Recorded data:
————
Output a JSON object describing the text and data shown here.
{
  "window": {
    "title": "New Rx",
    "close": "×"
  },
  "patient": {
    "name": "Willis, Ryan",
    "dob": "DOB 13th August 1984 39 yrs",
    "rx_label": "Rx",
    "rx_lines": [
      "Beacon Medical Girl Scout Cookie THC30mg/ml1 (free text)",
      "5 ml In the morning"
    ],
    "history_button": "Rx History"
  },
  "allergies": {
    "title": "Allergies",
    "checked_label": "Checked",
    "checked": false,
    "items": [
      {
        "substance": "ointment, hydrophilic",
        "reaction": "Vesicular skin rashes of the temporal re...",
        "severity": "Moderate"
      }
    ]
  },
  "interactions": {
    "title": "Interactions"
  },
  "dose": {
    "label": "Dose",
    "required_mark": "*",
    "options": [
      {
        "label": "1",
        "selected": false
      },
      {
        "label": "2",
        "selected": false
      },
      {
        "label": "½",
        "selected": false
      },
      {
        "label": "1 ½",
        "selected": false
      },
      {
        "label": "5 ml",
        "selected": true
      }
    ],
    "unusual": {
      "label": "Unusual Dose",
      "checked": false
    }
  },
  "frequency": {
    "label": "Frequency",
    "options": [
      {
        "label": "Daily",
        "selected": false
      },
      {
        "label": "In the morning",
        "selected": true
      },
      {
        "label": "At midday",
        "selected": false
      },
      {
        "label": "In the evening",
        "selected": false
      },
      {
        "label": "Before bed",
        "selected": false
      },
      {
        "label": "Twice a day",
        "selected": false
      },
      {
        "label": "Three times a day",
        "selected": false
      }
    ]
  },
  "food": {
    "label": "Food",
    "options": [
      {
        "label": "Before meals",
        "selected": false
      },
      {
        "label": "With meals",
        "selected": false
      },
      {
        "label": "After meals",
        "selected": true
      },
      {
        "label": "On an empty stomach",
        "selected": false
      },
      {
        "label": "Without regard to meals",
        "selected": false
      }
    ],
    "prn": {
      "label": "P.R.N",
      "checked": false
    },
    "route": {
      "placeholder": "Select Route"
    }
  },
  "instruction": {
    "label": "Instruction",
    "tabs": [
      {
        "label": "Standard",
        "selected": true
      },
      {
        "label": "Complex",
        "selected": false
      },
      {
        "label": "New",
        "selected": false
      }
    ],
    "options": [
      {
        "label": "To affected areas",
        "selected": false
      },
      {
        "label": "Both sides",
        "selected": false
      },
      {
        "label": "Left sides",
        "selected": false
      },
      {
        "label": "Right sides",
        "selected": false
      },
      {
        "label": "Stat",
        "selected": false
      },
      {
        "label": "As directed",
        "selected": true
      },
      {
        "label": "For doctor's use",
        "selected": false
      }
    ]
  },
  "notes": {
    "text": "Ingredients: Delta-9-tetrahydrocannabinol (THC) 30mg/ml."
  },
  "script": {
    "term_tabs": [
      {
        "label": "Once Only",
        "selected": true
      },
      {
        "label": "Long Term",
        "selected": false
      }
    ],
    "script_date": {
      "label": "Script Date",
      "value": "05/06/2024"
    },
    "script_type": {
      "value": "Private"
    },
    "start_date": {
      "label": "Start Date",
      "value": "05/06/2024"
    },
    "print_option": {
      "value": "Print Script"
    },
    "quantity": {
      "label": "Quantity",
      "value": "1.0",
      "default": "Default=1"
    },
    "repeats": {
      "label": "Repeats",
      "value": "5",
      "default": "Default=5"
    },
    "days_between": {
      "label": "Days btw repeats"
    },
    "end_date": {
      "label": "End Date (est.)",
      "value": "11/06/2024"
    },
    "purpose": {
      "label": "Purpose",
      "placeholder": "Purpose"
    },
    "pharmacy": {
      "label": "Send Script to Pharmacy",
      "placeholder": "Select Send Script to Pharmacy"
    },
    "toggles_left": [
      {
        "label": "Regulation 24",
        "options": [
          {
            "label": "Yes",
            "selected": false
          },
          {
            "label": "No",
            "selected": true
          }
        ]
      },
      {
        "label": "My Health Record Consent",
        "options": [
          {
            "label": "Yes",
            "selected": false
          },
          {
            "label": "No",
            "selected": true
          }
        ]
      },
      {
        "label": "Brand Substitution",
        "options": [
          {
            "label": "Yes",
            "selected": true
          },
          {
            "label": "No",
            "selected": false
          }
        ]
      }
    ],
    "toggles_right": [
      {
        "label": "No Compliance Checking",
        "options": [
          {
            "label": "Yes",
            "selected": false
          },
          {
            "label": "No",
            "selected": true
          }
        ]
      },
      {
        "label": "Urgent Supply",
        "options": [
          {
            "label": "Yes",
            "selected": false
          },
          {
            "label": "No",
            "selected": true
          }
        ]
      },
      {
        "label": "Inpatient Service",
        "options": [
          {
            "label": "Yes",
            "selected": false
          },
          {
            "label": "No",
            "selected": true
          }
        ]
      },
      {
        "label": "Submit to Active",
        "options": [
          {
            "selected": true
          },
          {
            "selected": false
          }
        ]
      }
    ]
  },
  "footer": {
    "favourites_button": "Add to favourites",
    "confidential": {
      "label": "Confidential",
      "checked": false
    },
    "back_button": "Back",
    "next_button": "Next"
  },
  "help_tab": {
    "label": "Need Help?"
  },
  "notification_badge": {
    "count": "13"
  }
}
————
* **Task to carry out**
The word "Send" may appear on some lines of these records; state how many such lines there are, and nothing else.

* **Answer to the task**
2